*Exercise aim:* Below are some records. Pull every line that contains the word "solvents".

Extracted records
========================================================================

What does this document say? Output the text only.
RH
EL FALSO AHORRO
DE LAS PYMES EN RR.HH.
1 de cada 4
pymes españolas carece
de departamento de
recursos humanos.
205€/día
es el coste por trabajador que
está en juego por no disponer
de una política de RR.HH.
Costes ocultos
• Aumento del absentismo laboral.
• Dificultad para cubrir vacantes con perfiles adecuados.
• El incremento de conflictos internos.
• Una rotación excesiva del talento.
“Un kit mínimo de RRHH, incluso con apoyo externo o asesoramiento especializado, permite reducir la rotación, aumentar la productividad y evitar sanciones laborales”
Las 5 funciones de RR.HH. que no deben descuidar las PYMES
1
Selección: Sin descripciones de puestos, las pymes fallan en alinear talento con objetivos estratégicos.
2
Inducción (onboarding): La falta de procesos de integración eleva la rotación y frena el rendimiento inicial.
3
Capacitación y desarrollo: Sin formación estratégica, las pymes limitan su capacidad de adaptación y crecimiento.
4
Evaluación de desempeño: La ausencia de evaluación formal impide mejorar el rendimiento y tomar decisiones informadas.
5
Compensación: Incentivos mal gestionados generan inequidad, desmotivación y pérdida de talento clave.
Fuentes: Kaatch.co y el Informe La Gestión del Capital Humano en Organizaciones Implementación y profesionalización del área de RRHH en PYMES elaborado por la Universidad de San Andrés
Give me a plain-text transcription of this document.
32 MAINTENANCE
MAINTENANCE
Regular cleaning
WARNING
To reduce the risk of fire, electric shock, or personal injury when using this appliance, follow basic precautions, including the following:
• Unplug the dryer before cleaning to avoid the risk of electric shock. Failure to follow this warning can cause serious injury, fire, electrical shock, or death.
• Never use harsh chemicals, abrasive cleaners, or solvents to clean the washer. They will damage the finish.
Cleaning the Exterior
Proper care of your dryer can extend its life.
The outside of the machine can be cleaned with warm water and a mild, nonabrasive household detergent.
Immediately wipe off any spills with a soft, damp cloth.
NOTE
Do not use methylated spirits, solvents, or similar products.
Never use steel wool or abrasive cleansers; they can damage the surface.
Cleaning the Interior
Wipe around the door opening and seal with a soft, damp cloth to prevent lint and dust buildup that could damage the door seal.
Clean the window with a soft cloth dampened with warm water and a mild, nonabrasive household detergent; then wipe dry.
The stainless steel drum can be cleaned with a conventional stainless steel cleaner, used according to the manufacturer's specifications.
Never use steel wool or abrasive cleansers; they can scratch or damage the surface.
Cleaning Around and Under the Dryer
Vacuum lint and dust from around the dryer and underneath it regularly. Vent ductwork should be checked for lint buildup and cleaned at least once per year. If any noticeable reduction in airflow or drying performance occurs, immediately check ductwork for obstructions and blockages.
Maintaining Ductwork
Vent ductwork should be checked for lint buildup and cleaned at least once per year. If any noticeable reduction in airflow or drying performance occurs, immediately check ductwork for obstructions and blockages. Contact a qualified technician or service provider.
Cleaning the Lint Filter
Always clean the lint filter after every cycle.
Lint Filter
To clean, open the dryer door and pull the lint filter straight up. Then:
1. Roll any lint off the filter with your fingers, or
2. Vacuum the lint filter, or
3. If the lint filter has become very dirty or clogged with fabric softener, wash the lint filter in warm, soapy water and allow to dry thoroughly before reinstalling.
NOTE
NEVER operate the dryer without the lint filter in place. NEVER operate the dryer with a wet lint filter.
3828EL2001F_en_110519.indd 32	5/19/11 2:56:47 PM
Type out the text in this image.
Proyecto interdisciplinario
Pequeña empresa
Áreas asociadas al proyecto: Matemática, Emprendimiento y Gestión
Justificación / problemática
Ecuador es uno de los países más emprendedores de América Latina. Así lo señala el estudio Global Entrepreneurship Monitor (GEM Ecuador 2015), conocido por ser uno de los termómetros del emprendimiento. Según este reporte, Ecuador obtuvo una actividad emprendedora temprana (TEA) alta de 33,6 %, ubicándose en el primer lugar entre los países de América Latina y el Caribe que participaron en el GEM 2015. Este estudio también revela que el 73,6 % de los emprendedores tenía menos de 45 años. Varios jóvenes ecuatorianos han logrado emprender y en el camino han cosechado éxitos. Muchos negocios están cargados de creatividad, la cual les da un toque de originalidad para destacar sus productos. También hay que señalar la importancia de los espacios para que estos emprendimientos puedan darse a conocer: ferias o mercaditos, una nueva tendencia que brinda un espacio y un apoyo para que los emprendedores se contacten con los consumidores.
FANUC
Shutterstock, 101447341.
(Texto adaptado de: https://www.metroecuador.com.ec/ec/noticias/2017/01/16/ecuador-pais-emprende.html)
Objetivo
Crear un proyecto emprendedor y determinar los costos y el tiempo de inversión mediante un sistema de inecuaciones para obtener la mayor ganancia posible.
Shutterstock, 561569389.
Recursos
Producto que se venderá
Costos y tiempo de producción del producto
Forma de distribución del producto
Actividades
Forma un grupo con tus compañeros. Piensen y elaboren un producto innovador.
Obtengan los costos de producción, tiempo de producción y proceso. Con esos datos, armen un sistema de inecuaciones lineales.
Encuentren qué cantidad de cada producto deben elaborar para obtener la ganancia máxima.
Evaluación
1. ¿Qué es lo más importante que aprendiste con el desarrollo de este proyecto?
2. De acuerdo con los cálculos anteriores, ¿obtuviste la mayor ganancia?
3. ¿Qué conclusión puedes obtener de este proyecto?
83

========================================================================

*Output:*
• Never use harsh chemicals, abrasive cleaners, or solvents to clean the washer. They will damage the finish.
Do not use methylated spirits, solvents, or similar products.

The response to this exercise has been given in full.